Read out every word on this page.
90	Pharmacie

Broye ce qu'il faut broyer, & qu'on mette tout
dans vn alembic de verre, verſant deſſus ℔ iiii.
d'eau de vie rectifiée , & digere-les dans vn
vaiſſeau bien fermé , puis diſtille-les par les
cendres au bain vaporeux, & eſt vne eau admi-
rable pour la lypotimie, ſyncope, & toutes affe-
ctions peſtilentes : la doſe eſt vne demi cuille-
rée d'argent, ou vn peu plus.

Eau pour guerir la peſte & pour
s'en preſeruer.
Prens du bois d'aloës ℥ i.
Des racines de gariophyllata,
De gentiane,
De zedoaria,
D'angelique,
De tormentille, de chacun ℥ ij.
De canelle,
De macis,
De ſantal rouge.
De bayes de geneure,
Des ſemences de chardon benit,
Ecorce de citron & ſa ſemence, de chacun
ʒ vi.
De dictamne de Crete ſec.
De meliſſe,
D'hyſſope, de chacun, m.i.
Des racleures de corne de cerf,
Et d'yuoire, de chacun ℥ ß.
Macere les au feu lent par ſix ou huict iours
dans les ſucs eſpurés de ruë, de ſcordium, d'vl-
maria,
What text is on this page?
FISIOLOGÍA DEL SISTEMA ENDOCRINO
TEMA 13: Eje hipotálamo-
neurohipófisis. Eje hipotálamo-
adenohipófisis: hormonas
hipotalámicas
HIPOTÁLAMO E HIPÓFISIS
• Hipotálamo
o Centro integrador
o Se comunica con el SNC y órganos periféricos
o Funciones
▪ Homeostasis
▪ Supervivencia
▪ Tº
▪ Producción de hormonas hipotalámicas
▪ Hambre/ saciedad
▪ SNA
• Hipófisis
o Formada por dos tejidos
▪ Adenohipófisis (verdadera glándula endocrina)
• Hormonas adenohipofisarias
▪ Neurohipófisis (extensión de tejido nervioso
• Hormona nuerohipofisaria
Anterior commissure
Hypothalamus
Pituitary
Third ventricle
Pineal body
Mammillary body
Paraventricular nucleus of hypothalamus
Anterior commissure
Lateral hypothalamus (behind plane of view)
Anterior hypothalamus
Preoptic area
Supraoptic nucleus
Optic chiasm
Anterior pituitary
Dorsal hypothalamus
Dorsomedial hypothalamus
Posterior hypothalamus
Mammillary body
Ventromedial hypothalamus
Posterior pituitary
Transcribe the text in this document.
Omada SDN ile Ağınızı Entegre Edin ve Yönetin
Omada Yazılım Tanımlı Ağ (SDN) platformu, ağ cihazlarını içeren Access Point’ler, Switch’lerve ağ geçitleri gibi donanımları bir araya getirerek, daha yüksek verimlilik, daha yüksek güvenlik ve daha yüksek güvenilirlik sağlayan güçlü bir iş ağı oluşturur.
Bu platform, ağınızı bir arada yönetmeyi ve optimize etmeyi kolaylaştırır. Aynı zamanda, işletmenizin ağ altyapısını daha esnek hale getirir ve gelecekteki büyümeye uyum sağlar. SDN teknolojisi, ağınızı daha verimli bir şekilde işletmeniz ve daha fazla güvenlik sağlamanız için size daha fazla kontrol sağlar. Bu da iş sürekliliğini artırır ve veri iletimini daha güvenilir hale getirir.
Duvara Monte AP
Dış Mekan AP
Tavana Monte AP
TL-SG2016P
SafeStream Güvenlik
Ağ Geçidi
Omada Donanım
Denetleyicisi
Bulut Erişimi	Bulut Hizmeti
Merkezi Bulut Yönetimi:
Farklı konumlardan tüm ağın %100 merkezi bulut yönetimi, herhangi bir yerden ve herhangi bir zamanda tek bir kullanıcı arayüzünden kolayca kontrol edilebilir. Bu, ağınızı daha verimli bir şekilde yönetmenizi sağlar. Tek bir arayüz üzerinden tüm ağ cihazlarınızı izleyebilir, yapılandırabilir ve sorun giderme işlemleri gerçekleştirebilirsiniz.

+--

Objective |
Search the data for the string "hipotalámicas". List each line that has it.

Task response |
hipotalámicas
▪ Producción de hormonas hipotalámicas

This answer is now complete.